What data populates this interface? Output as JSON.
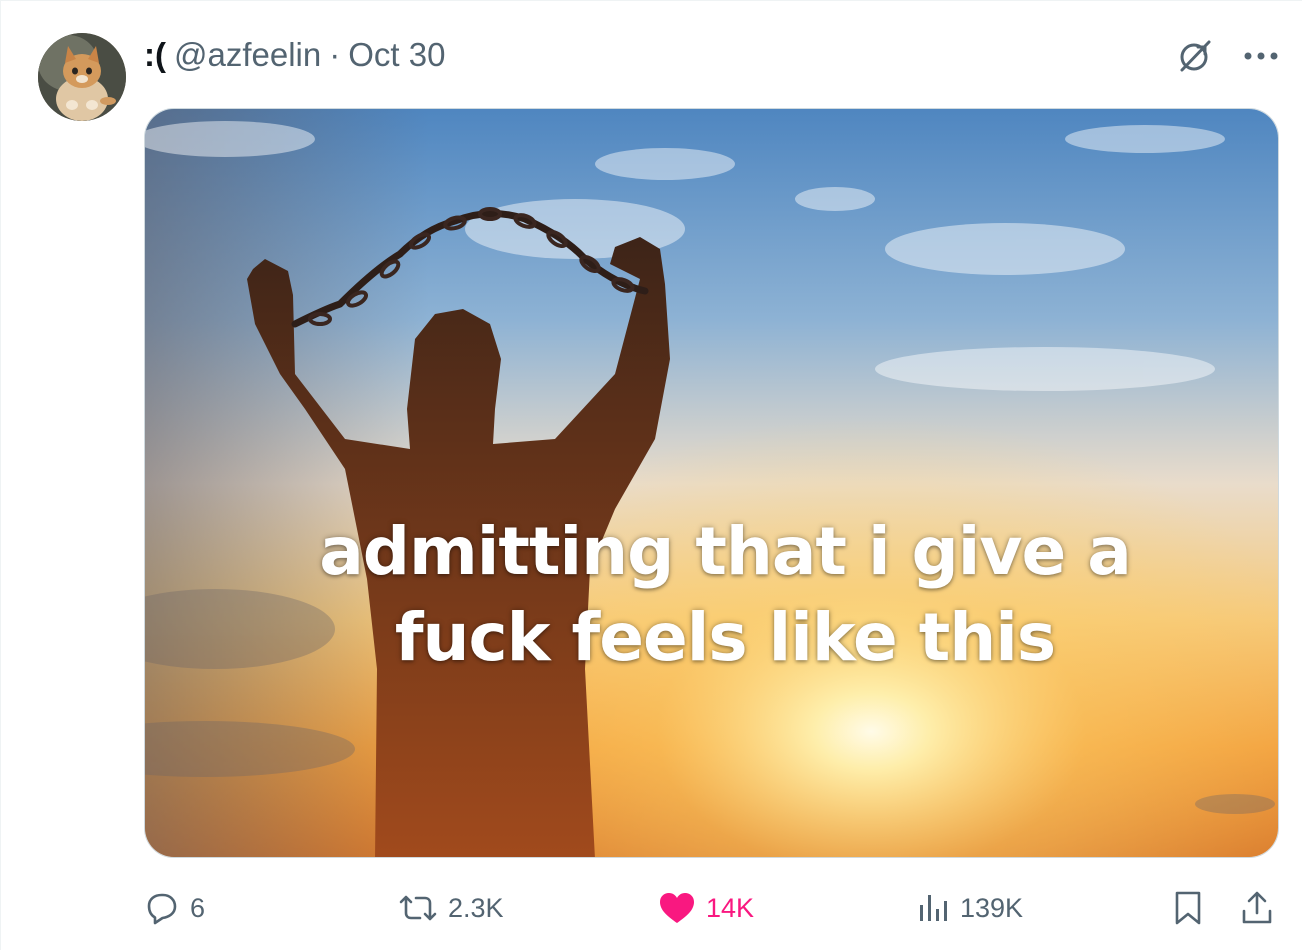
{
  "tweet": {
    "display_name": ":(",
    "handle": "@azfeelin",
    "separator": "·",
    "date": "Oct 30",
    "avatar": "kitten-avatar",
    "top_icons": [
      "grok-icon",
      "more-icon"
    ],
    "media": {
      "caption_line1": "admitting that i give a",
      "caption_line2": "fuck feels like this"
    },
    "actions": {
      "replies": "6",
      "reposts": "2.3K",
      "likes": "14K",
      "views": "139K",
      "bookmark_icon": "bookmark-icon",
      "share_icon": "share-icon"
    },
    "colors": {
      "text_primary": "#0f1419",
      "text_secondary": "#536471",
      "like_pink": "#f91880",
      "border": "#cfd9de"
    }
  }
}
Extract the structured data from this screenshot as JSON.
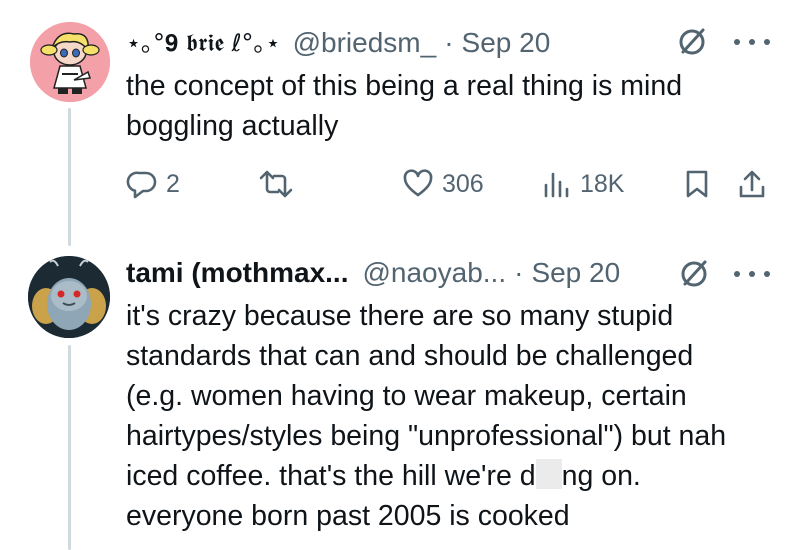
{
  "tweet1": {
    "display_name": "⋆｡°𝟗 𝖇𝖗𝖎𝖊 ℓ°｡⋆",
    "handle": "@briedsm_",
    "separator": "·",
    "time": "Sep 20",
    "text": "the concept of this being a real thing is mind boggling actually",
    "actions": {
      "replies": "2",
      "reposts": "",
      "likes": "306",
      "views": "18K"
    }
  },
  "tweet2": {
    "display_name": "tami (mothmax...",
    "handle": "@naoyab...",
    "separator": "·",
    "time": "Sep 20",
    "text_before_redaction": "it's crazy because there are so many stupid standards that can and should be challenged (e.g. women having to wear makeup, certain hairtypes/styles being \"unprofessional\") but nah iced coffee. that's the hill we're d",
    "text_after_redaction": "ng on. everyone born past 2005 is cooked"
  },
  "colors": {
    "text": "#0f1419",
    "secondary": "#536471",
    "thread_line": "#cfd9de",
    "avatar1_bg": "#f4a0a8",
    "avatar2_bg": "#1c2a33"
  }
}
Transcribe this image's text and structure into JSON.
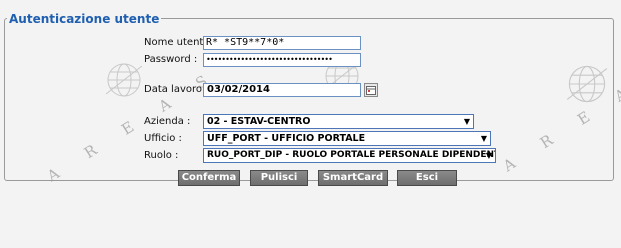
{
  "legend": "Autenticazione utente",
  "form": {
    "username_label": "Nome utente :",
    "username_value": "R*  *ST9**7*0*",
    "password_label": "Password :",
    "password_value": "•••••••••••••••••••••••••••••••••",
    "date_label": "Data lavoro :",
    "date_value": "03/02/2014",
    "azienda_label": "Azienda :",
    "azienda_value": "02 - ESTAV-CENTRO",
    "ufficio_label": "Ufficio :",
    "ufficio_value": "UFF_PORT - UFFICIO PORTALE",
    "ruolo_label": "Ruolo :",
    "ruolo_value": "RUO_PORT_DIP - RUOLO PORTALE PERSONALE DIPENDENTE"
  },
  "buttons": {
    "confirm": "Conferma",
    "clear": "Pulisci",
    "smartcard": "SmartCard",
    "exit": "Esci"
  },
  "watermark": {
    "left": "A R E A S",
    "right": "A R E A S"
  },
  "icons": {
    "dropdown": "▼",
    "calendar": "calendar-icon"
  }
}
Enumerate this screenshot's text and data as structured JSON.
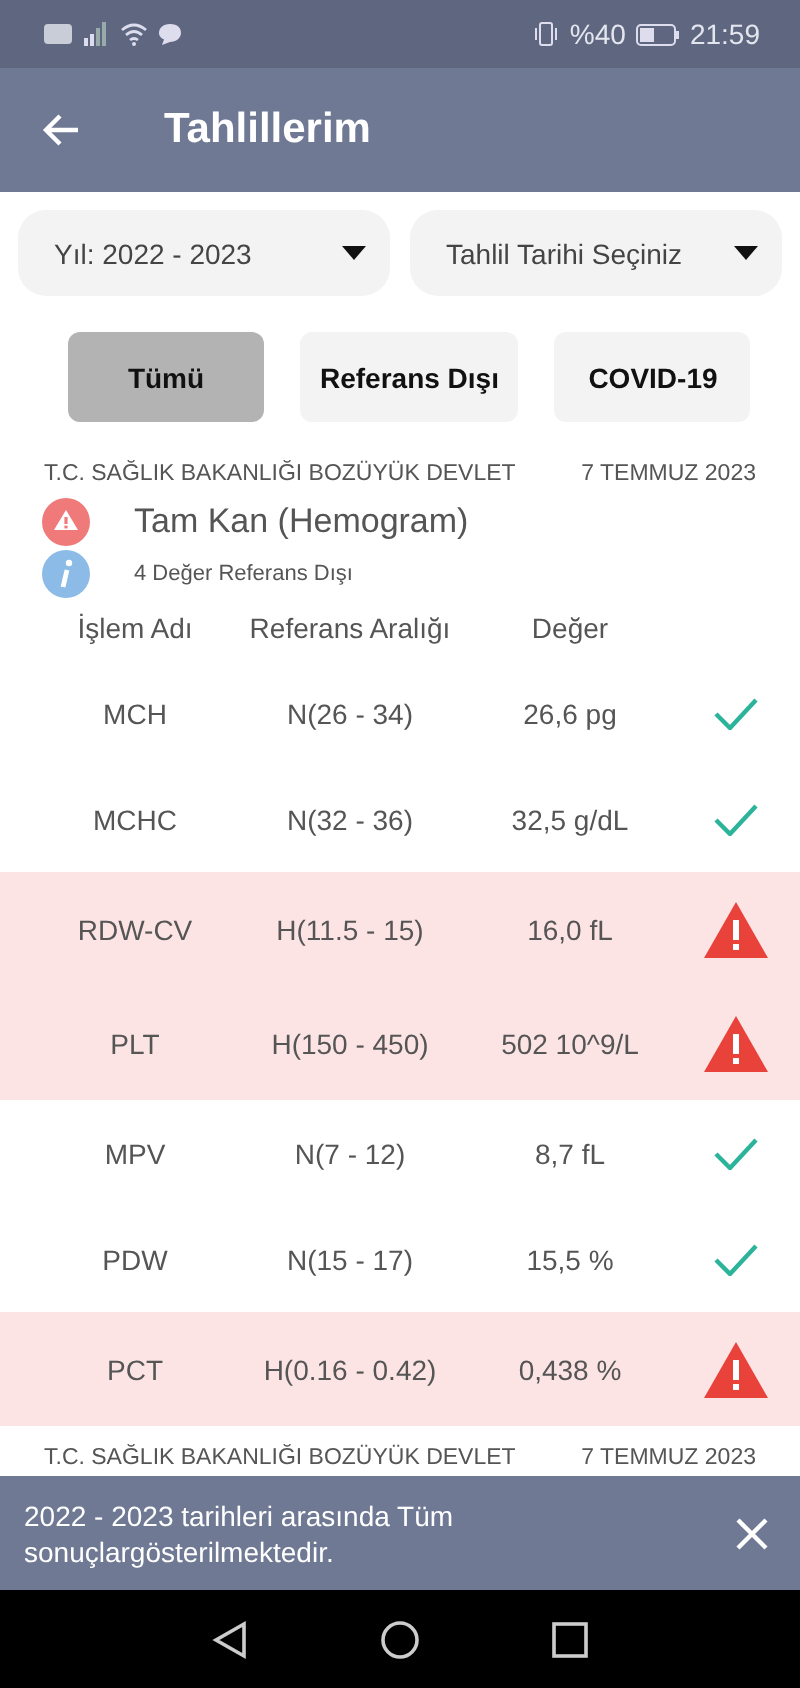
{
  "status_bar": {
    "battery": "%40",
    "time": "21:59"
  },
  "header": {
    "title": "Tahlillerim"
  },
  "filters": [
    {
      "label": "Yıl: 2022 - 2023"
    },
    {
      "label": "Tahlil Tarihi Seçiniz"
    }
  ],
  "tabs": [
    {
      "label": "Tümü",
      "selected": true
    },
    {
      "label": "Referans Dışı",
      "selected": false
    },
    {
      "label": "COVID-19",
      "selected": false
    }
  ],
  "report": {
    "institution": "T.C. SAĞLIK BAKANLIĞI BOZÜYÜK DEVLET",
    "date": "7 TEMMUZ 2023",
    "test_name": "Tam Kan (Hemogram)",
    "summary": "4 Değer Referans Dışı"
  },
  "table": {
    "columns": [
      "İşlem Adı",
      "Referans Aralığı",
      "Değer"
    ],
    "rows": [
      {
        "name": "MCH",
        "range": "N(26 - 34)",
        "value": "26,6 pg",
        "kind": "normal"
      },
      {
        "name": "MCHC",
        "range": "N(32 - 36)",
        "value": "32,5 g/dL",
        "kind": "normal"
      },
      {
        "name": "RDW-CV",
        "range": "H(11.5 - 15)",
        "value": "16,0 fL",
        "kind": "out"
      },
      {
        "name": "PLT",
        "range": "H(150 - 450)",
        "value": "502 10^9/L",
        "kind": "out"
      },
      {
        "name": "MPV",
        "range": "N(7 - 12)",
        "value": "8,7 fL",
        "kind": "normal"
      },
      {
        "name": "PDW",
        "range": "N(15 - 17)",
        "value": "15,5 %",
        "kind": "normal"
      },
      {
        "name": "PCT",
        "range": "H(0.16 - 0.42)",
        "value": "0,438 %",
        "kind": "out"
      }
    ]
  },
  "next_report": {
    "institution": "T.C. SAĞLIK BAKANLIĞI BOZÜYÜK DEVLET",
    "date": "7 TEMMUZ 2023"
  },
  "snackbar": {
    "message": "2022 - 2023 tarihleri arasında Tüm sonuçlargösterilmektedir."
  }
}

▶ **Task details**
All records above are to be printed exactly, minus the pictures they contain.

▶ **Solution to this problem**
What data populates this interface? Output as JSON.
{
  "tweet": {
    "display_name": ":(",
    "handle": "@azfeelin",
    "separator": "·",
    "date": "Oct 30",
    "avatar": "kitten-avatar",
    "top_icons": [
      "grok-icon",
      "more-icon"
    ],
    "media": {
      "caption_line1": "admitting that i give a",
      "caption_line2": "fuck feels like this"
    },
    "actions": {
      "replies": "6",
      "reposts": "2.3K",
      "likes": "14K",
      "views": "139K",
      "bookmark_icon": "bookmark-icon",
      "share_icon": "share-icon"
    },
    "colors": {
      "text_primary": "#0f1419",
      "text_secondary": "#536471",
      "like_pink": "#f91880",
      "border": "#cfd9de"
    }
  }
}
Extract the structured data from this screenshot as JSON.
{
  "tweet1": {
    "display_name": "⋆｡°𝟗 𝖇𝖗𝖎𝖊 ℓ°｡⋆",
    "handle": "@briedsm_",
    "separator": "·",
    "time": "Sep 20",
    "text": "the concept of this being a real thing is mind boggling actually",
    "actions": {
      "replies": "2",
      "reposts": "",
      "likes": "306",
      "views": "18K"
    }
  },
  "tweet2": {
    "display_name": "tami (mothmax...",
    "handle": "@naoyab...",
    "separator": "·",
    "time": "Sep 20",
    "text_before_redaction": "it's crazy because there are so many stupid standards that can and should be challenged (e.g. women having to wear makeup, certain hairtypes/styles being \"unprofessional\") but nah iced coffee. that's the hill we're d",
    "text_after_redaction": "ng on. everyone born past 2005 is cooked"
  },
  "colors": {
    "text": "#0f1419",
    "secondary": "#536471",
    "thread_line": "#cfd9de",
    "avatar1_bg": "#f4a0a8",
    "avatar2_bg": "#1c2a33"
  }
}
Transcribe this image's text and structure into JSON.
{
  "legend": "Autenticazione utente",
  "form": {
    "username_label": "Nome utente :",
    "username_value": "R*  *ST9**7*0*",
    "password_label": "Password :",
    "password_value": "•••••••••••••••••••••••••••••••••",
    "date_label": "Data lavoro :",
    "date_value": "03/02/2014",
    "azienda_label": "Azienda :",
    "azienda_value": "02 - ESTAV-CENTRO",
    "ufficio_label": "Ufficio :",
    "ufficio_value": "UFF_PORT - UFFICIO PORTALE",
    "ruolo_label": "Ruolo :",
    "ruolo_value": "RUO_PORT_DIP - RUOLO PORTALE PERSONALE DIPENDENTE"
  },
  "buttons": {
    "confirm": "Conferma",
    "clear": "Pulisci",
    "smartcard": "SmartCard",
    "exit": "Esci"
  },
  "watermark": {
    "left": "A R E A S",
    "right": "A R E A S"
  },
  "icons": {
    "dropdown": "▼",
    "calendar": "calendar-icon"
  }
}
Enumerate this screenshot's text and data as structured JSON.
{
  "status_bar": {
    "battery": "%40",
    "time": "21:59"
  },
  "header": {
    "title": "Tahlillerim"
  },
  "filters": [
    {
      "label": "Yıl: 2022 - 2023"
    },
    {
      "label": "Tahlil Tarihi Seçiniz"
    }
  ],
  "tabs": [
    {
      "label": "Tümü",
      "selected": true
    },
    {
      "label": "Referans Dışı",
      "selected": false
    },
    {
      "label": "COVID-19",
      "selected": false
    }
  ],
  "report": {
    "institution": "T.C. SAĞLIK BAKANLIĞI BOZÜYÜK DEVLET",
    "date": "7 TEMMUZ 2023",
    "test_name": "Tam Kan (Hemogram)",
    "summary": "4 Değer Referans Dışı"
  },
  "table": {
    "columns": [
      "İşlem Adı",
      "Referans Aralığı",
      "Değer"
    ],
    "rows": [
      {
        "name": "MCH",
        "range": "N(26 - 34)",
        "value": "26,6 pg",
        "kind": "normal"
      },
      {
        "name": "MCHC",
        "range": "N(32 - 36)",
        "value": "32,5 g/dL",
        "kind": "normal"
      },
      {
        "name": "RDW-CV",
        "range": "H(11.5 - 15)",
        "value": "16,0 fL",
        "kind": "out"
      },
      {
        "name": "PLT",
        "range": "H(150 - 450)",
        "value": "502 10^9/L",
        "kind": "out"
      },
      {
        "name": "MPV",
        "range": "N(7 - 12)",
        "value": "8,7 fL",
        "kind": "normal"
      },
      {
        "name": "PDW",
        "range": "N(15 - 17)",
        "value": "15,5 %",
        "kind": "normal"
      },
      {
        "name": "PCT",
        "range": "H(0.16 - 0.42)",
        "value": "0,438 %",
        "kind": "out"
      }
    ]
  },
  "next_report": {
    "institution": "T.C. SAĞLIK BAKANLIĞI BOZÜYÜK DEVLET",
    "date": "7 TEMMUZ 2023"
  },
  "snackbar": {
    "message": "2022 - 2023 tarihleri arasında Tüm sonuçlargösterilmektedir."
  }
}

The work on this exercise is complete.